### [Task]
Write every line out verbatim and omit the pictures.

### [Material to process]
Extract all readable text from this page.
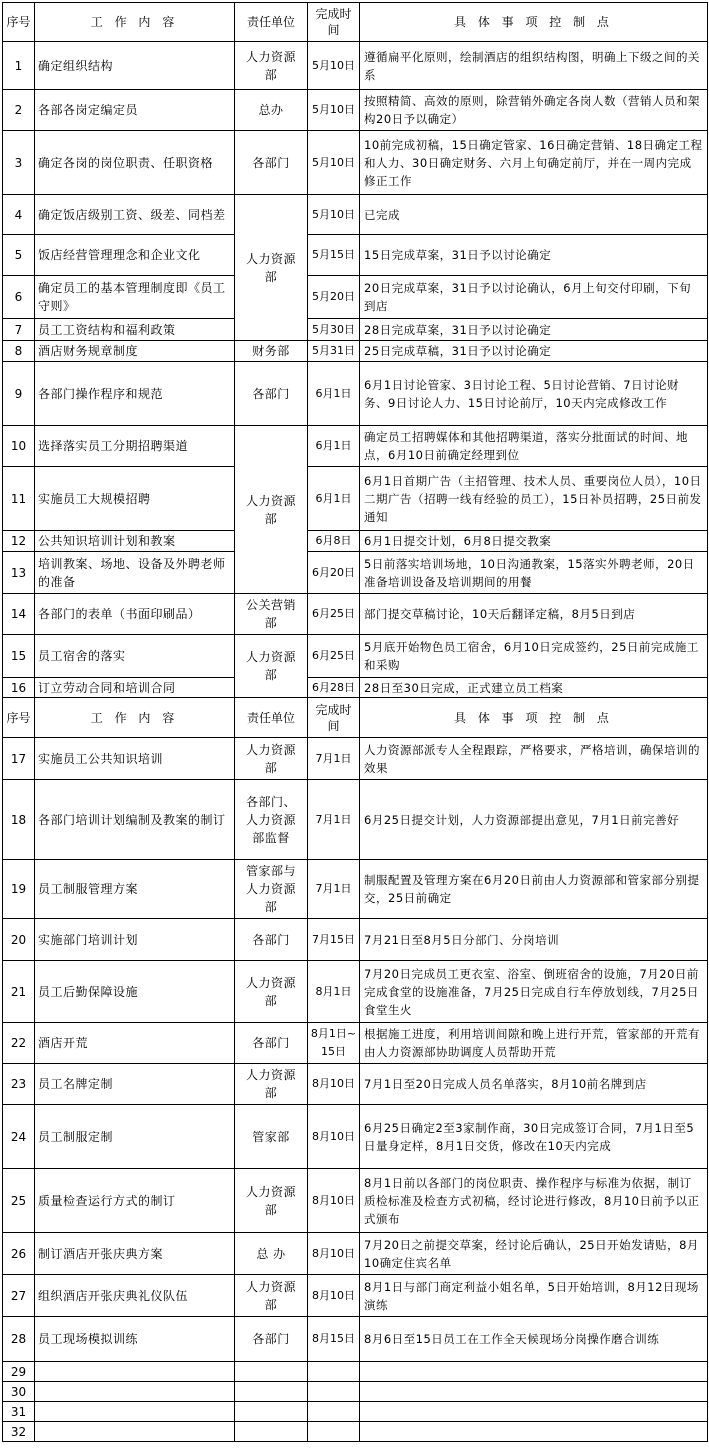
序号	工 作 内 容	责任单位	完成时间	具 体 事 项 控 制 点
1	确定组织结构	人力资源部	5月10日	遵循扁平化原则，绘制酒店的组织结构图，明确上下级之间的关系
2	各部各岗定编定员	总办	5月10日	按照精简、高效的原则，除营销外确定各岗人数（营销人员和架构20日予以确定）
3	确定各岗的岗位职责、任职资格	各部门	5月10日	10前完成初稿，15日确定管家、16日确定营销、18日确定工程和人力、30日确定财务、六月上旬确定前厅，并在一周内完成修正工作
4	确定饭店级别工资、级差、同档差	人力资源部	5月10日	已完成
5	饭店经营管理理念和企业文化		5月15日	15日完成草案，31日予以讨论确定
6	确定员工的基本管理制度即《员工守则》		5月20日	20日完成草案，31日予以讨论确认，6月上旬交付印刷，下旬到店
7	员工工资结构和福利政策		5月30日	28日完成草案，31日予以讨论确定
8	酒店财务规章制度	财务部	5月31日	25日完成草稿，31日予以讨论确定
9	各部门操作程序和规范	各部门	6月1日	6月1日讨论管家、3日讨论工程、5日讨论营销、7日讨论财务、9日讨论人力、15日讨论前厅，10天内完成修改工作
10	选择落实员工分期招聘渠道	人力资源部	6月1日	确定员工招聘媒体和其他招聘渠道，落实分批面试的时间、地点，6月10日前确定经理到位
11	实施员工大规模招聘		6月1日	6月1日首期广告（主招管理、技术人员、重要岗位人员），10日二期广告（招聘一线有经验的员工），15日补员招聘，25日前发通知
12	公共知识培训计划和教案		6月8日	6月1日提交计划，6月8日提交教案
13	培训教案、场地、设备及外聘老师的准备		6月20日	5日前落实培训场地，10日沟通教案，15落实外聘老师，20日准备培训设备及培训期间的用餐
14	各部门的表单（书面印刷品）	公关营销部	6月25日	部门提交草稿讨论，10天后翻译定稿，8月5日到店
15	员工宿舍的落实	人力资源部	6月25日	5月底开始物色员工宿舍，6月10日完成签约，25日前完成施工和采购
16	订立劳动合同和培训合同		6月28日	28日至30日完成，正式建立员工档案
序号	工 作 内 容	责任单位	完成时间	具 体 事 项 控 制 点
17	实施员工公共知识培训	人力资源部	7月1日	人力资源部派专人全程跟踪，严格要求，严格培训，确保培训的效果
18	各部门培训计划编制及教案的制订	各部门、人力资源部监督	7月1日	6月25日提交计划，人力资源部提出意见，7月1日前完善好
19	员工制服管理方案	管家部与人力资源部	7月1日	制服配置及管理方案在6月20日前由人力资源部和管家部分别提交，25日前确定
20	实施部门培训计划	各部门	7月15日	7月21日至8月5日分部门、分岗培训
21	员工后勤保障设施	人力资源部	8月1日	7月20日完成员工更衣室、浴室、倒班宿舍的设施，7月20日前完成食堂的设施准备，7月25日完成自行车停放划线，7月25日食堂生火
22	酒店开荒	各部门	8月1日~15日	根据施工进度，利用培训间隙和晚上进行开荒，管家部的开荒有由人力资源部协助调度人员帮助开荒
23	员工名牌定制	人力资源部	8月10日	7月1日至20日完成人员名单落实，8月10前名牌到店
24	员工制服定制	管家部	8月10日	6月25日确定2至3家制作商，30日完成签订合同，7月1日至5日量身定样，8月1日交货，修改在10天内完成
25	质量检查运行方式的制订	人力资源部	8月10日	8月1日前以各部门的岗位职责、操作程序与标准为依据，制订质检标准及检查方式初稿，经讨论进行修改，8月10日前予以正式颁布
26	制订酒店开张庆典方案	总 办	8月10日	7月20日之前提交草案，经讨论后确认，25日开始发请贴，8月10确定住宾名单
27	组织酒店开张庆典礼仪队伍	人力资源部	8月10日	8月1日与部门商定利益小姐名单，5日开始培训，8月12日现场演练
28	员工现场模拟训练	各部门	8月15日	8月6日至15日员工在工作全天候现场分岗操作磨合训练
29				
30				
31				
32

### [Full output]
Extract all readable text from this page.
序号	工 作 内 容	责任单位	完成时间	具 体 事 项 控 制 点
1	确定组织结构	人力资源部	5月10日	遵循扁平化原则，绘制酒店的组织结构图，明确上下级之间的关系
2	各部各岗定编定员	总办	5月10日	按照精简、高效的原则，除营销外确定各岗人数（营销人员和架构20日予以确定）
3	确定各岗的岗位职责、任职资格	各部门	5月10日	10前完成初稿，15日确定管家、16日确定营销、18日确定工程和人力、30日确定财务、六月上旬确定前厅，并在一周内完成修正工作
4	确定饭店级别工资、级差、同档差	人力资源部	5月10日	已完成
5	饭店经营管理理念和企业文化		5月15日	15日完成草案，31日予以讨论确定
6	确定员工的基本管理制度即《员工守则》		5月20日	20日完成草案，31日予以讨论确认，6月上旬交付印刷，下旬到店
7	员工工资结构和福利政策		5月30日	28日完成草案，31日予以讨论确定
8	酒店财务规章制度	财务部	5月31日	25日完成草稿，31日予以讨论确定
9	各部门操作程序和规范	各部门	6月1日	6月1日讨论管家、3日讨论工程、5日讨论营销、7日讨论财务、9日讨论人力、15日讨论前厅，10天内完成修改工作
10	选择落实员工分期招聘渠道	人力资源部	6月1日	确定员工招聘媒体和其他招聘渠道，落实分批面试的时间、地点，6月10日前确定经理到位
11	实施员工大规模招聘		6月1日	6月1日首期广告（主招管理、技术人员、重要岗位人员），10日二期广告（招聘一线有经验的员工），15日补员招聘，25日前发通知
12	公共知识培训计划和教案		6月8日	6月1日提交计划，6月8日提交教案
13	培训教案、场地、设备及外聘老师的准备		6月20日	5日前落实培训场地，10日沟通教案，15落实外聘老师，20日准备培训设备及培训期间的用餐
14	各部门的表单（书面印刷品）	公关营销部	6月25日	部门提交草稿讨论，10天后翻译定稿，8月5日到店
15	员工宿舍的落实	人力资源部	6月25日	5月底开始物色员工宿舍，6月10日完成签约，25日前完成施工和采购
16	订立劳动合同和培训合同		6月28日	28日至30日完成，正式建立员工档案
序号	工 作 内 容	责任单位	完成时间	具 体 事 项 控 制 点
17	实施员工公共知识培训	人力资源部	7月1日	人力资源部派专人全程跟踪，严格要求，严格培训，确保培训的效果
18	各部门培训计划编制及教案的制订	各部门、人力资源部监督	7月1日	6月25日提交计划，人力资源部提出意见，7月1日前完善好
19	员工制服管理方案	管家部与人力资源部	7月1日	制服配置及管理方案在6月20日前由人力资源部和管家部分别提交，25日前确定
20	实施部门培训计划	各部门	7月15日	7月21日至8月5日分部门、分岗培训
21	员工后勤保障设施	人力资源部	8月1日	7月20日完成员工更衣室、浴室、倒班宿舍的设施，7月20日前完成食堂的设施准备，7月25日完成自行车停放划线，7月25日食堂生火
22	酒店开荒	各部门	8月1日~15日	根据施工进度，利用培训间隙和晚上进行开荒，管家部的开荒有由人力资源部协助调度人员帮助开荒
23	员工名牌定制	人力资源部	8月10日	7月1日至20日完成人员名单落实，8月10前名牌到店
24	员工制服定制	管家部	8月10日	6月25日确定2至3家制作商，30日完成签订合同，7月1日至5日量身定样，8月1日交货，修改在10天内完成
25	质量检查运行方式的制订	人力资源部	8月10日	8月1日前以各部门的岗位职责、操作程序与标准为依据，制订质检标准及检查方式初稿，经讨论进行修改，8月10日前予以正式颁布
26	制订酒店开张庆典方案	总 办	8月10日	7月20日之前提交草案，经讨论后确认，25日开始发请贴，8月10确定住宾名单
27	组织酒店开张庆典礼仪队伍	人力资源部	8月10日	8月1日与部门商定利益小姐名单，5日开始培训，8月12日现场演练
28	员工现场模拟训练	各部门	8月15日	8月6日至15日员工在工作全天候现场分岗操作磨合训练
29				
30				
31				
32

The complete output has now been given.